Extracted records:
★ ★ ★ ★ ★
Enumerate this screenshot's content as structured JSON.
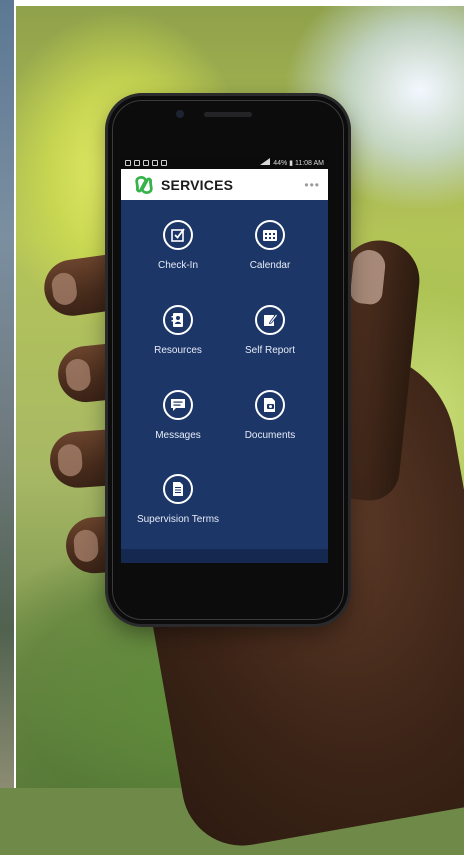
{
  "app": {
    "title": "SERVICES",
    "more_label": "•••"
  },
  "statusbar": {
    "right_text": "44% ▮ 11:08 AM"
  },
  "services": [
    {
      "label": "Check-In",
      "icon": "checkbox-icon"
    },
    {
      "label": "Calendar",
      "icon": "calendar-icon"
    },
    {
      "label": "Resources",
      "icon": "contacts-book-icon"
    },
    {
      "label": "Self Report",
      "icon": "edit-note-icon"
    },
    {
      "label": "Messages",
      "icon": "message-bubble-icon"
    },
    {
      "label": "Documents",
      "icon": "document-camera-icon"
    },
    {
      "label": "Supervision Terms",
      "icon": "terms-document-icon"
    }
  ],
  "colors": {
    "screen_background": "#1c3668",
    "appbar_background": "#ffffff",
    "logo_green": "#36b24a"
  }
}
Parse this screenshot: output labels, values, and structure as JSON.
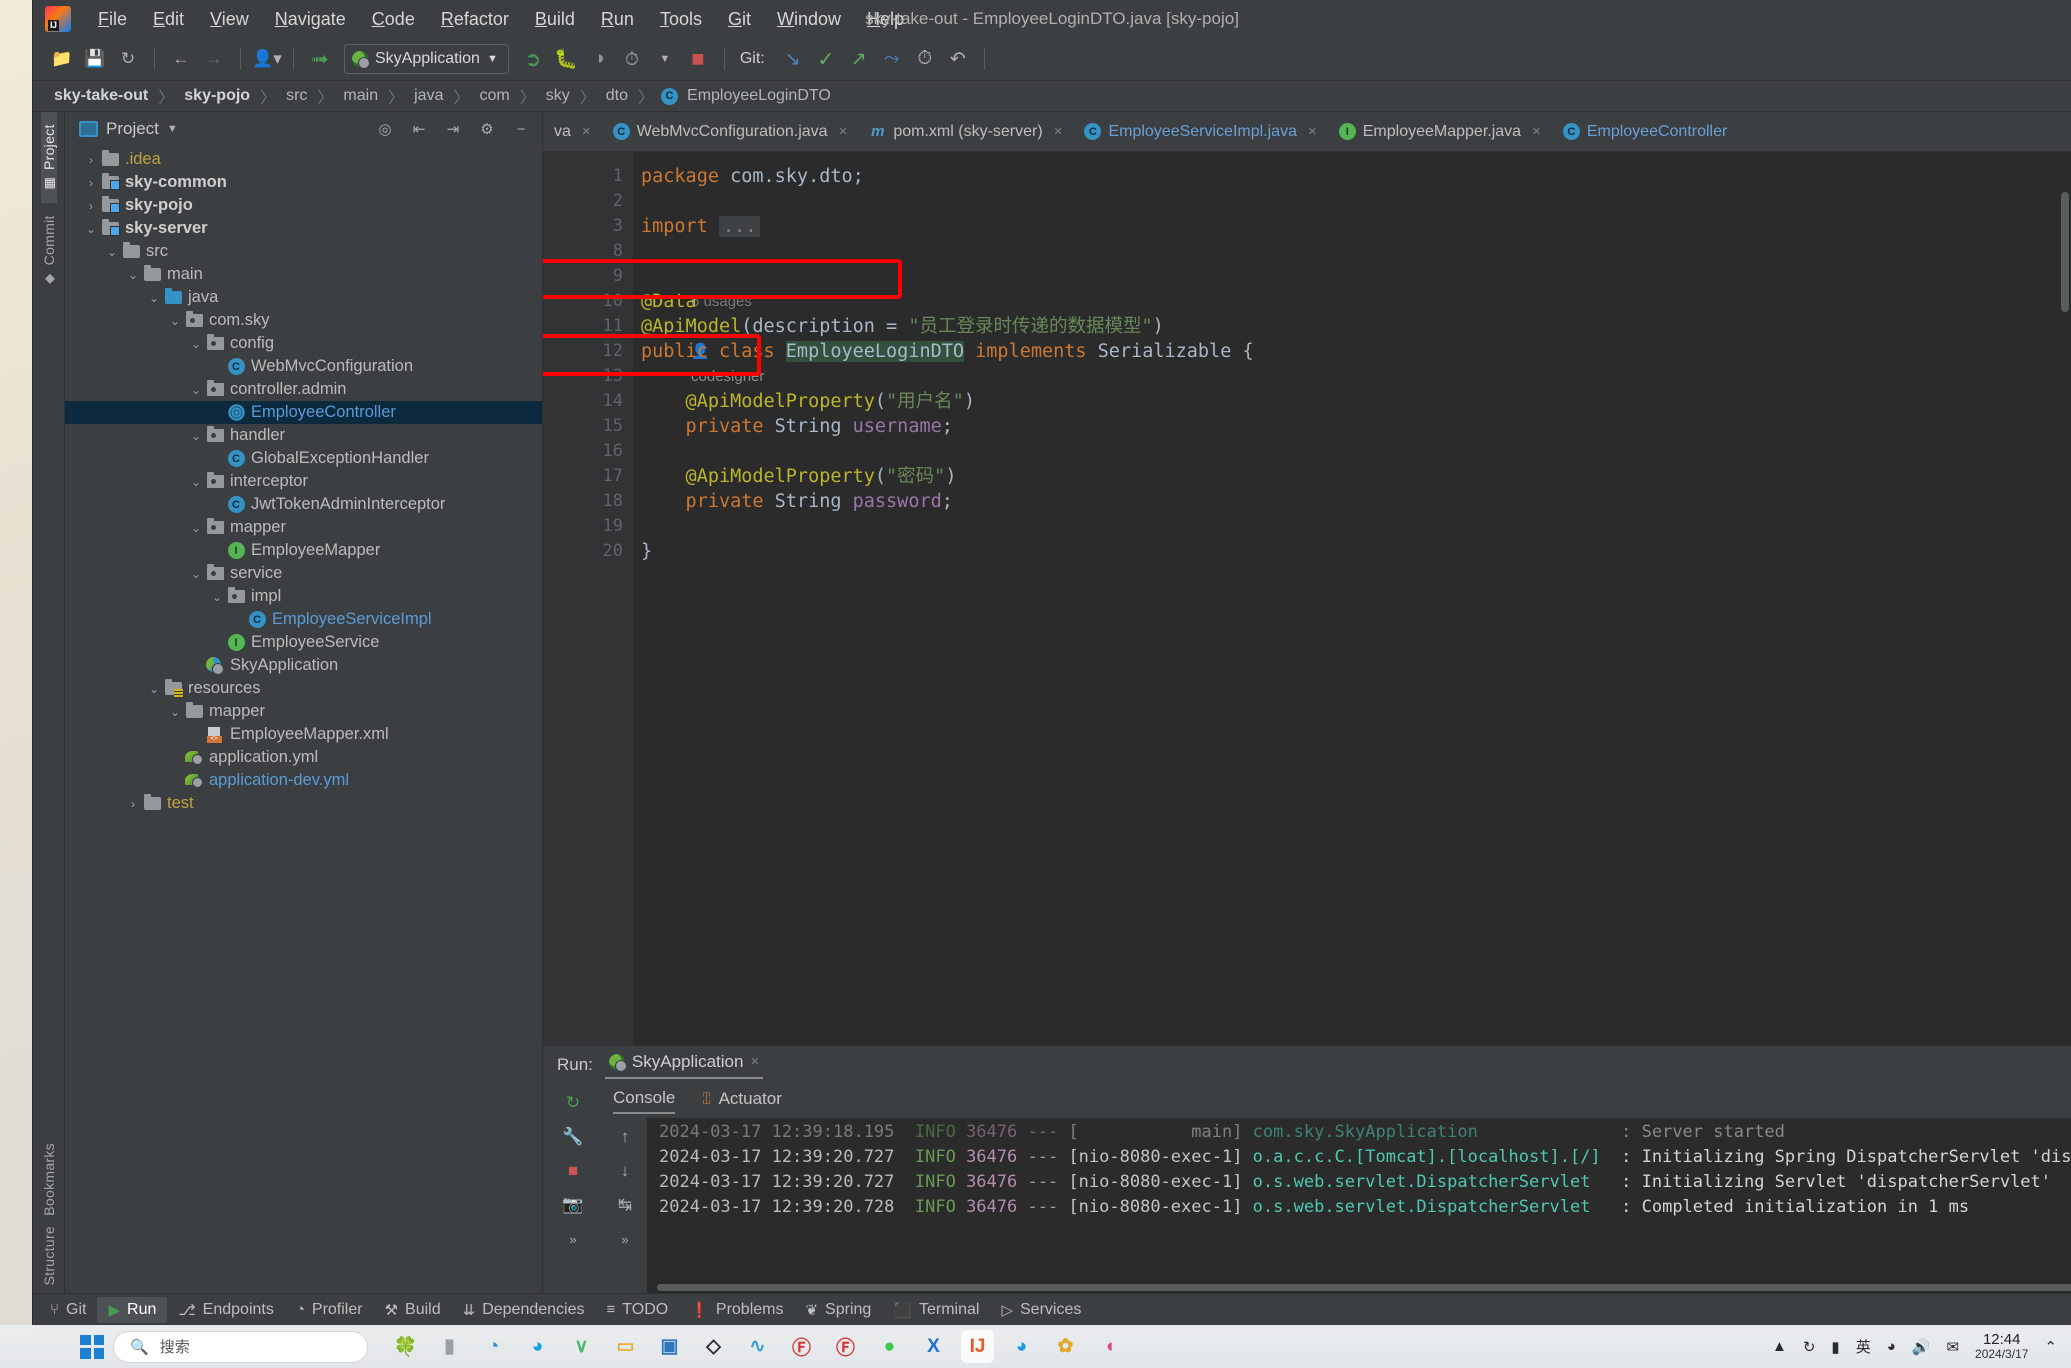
★ ★ ★ ★ ★
#### What to produce:
Copy the data character for character, but drop all pictures from the copy.

#### Completed exercise:
Enumerate this screenshot's content as structured JSON.
{
  "app": {
    "title": "SERVICES",
    "more_label": "•••"
  },
  "statusbar": {
    "right_text": "44% ▮ 11:08 AM"
  },
  "services": [
    {
      "label": "Check-In",
      "icon": "checkbox-icon"
    },
    {
      "label": "Calendar",
      "icon": "calendar-icon"
    },
    {
      "label": "Resources",
      "icon": "contacts-book-icon"
    },
    {
      "label": "Self Report",
      "icon": "edit-note-icon"
    },
    {
      "label": "Messages",
      "icon": "message-bubble-icon"
    },
    {
      "label": "Documents",
      "icon": "document-camera-icon"
    },
    {
      "label": "Supervision Terms",
      "icon": "terms-document-icon"
    }
  ],
  "colors": {
    "screen_background": "#1c3668",
    "appbar_background": "#ffffff",
    "logo_green": "#36b24a"
  }
}
Parse this screenshot: output labels, values, and structure as JSON.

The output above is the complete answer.